## STATED GOAL
Using the records provided below, locate and copy each line that contains the word "Дмитрій".

## RECORDED INFORMATION
________
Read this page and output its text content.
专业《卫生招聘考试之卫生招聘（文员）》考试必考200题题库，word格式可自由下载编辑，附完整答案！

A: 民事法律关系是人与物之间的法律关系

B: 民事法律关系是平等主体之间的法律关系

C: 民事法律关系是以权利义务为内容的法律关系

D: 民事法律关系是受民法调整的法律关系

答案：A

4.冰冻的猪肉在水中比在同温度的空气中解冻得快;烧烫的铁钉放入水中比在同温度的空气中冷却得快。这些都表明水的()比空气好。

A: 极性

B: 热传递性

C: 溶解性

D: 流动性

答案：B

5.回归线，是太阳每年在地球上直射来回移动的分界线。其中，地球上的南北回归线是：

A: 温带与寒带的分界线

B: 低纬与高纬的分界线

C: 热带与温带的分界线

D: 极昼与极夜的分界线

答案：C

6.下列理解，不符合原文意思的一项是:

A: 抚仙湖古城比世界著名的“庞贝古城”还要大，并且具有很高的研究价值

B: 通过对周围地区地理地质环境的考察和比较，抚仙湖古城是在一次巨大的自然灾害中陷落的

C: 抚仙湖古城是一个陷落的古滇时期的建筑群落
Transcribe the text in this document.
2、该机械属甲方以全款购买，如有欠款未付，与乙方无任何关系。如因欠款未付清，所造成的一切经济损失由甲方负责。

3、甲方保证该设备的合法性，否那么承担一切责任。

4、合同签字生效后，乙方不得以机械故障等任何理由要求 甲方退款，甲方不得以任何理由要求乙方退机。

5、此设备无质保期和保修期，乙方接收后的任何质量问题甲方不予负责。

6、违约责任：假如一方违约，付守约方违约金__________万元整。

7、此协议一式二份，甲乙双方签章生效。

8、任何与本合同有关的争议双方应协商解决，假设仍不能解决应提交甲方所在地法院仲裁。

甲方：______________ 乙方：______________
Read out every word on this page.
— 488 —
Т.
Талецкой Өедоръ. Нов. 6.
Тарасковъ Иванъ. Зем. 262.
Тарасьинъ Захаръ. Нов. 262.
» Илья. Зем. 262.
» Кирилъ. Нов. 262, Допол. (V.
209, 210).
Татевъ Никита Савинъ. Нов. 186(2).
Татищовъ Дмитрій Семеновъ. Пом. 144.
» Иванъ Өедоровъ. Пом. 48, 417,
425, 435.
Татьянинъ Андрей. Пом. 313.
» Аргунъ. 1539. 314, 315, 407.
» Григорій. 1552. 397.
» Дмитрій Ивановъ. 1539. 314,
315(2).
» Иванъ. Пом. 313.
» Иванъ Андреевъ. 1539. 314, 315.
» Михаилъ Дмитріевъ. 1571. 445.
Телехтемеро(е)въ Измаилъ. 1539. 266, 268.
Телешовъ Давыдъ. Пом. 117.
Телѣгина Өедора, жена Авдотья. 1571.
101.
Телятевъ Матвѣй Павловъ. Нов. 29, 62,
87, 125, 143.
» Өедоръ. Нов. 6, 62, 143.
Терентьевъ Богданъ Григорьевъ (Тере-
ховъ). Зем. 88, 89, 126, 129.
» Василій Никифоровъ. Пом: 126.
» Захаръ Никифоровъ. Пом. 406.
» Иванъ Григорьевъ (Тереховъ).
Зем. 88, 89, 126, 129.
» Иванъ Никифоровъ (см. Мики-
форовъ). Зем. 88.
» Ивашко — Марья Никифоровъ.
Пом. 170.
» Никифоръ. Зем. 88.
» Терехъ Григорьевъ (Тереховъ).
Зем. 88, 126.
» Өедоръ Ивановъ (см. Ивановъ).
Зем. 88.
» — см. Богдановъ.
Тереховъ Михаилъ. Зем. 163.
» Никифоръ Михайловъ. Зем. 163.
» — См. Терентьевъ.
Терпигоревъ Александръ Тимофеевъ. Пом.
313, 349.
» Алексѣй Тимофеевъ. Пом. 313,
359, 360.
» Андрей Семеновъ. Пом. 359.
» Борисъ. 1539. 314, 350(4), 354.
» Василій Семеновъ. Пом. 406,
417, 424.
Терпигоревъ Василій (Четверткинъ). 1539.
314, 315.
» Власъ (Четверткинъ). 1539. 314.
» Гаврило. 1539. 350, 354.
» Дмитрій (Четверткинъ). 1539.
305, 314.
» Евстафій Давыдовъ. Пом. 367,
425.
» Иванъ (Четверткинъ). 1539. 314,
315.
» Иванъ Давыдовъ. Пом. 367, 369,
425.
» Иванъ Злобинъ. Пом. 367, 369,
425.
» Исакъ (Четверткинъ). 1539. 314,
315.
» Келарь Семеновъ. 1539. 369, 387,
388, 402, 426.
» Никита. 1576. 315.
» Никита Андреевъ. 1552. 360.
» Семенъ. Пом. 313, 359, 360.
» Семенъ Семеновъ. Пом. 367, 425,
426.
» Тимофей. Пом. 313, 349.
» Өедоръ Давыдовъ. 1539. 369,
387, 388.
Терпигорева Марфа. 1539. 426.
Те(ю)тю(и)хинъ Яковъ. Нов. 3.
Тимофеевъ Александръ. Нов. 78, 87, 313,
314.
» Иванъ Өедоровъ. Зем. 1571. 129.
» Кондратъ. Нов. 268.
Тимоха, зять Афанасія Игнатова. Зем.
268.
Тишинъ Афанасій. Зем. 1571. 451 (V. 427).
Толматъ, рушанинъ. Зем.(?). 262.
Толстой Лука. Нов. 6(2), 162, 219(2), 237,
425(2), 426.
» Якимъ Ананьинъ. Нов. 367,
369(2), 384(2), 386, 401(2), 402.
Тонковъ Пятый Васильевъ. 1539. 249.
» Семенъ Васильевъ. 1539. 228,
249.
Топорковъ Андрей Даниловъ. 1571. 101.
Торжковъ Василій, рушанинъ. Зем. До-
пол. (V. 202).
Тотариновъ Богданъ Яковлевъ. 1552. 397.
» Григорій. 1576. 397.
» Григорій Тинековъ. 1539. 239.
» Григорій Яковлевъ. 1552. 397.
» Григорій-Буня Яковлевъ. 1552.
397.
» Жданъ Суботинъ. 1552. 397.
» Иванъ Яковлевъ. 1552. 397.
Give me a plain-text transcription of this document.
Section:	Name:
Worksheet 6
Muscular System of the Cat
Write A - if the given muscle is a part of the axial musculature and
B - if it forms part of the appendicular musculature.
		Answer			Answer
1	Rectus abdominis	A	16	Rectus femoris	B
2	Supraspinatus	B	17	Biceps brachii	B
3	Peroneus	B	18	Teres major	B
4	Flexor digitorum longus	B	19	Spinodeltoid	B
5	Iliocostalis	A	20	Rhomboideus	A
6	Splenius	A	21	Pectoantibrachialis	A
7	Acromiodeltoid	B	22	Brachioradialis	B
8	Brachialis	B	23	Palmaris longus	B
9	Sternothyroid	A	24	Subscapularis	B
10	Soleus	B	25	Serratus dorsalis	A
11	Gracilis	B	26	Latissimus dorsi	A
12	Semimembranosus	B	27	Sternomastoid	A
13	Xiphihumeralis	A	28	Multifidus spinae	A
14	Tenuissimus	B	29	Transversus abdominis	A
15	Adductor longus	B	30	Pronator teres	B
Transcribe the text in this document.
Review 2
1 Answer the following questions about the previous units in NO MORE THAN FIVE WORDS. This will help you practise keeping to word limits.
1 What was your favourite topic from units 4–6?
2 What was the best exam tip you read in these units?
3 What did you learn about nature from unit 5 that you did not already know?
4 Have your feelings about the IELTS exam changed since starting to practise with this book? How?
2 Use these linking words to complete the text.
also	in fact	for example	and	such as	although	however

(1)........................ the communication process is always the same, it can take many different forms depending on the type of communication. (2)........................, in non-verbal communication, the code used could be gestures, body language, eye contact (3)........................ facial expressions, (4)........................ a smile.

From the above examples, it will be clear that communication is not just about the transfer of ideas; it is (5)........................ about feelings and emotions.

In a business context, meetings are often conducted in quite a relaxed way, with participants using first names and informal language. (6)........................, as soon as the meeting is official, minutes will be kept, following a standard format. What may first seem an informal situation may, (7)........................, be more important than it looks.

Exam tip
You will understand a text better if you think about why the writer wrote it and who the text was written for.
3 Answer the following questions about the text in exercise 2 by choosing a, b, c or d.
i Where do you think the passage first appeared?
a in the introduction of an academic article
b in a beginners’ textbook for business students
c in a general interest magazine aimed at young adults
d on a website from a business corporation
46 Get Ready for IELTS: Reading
________
## EXPECTED OUTPUT
Татищовъ Дмитрій Семеновъ. Пом. 144.
» Дмитрій Ивановъ. 1539. 314,
» Дмитрій (Четверткинъ). 1539.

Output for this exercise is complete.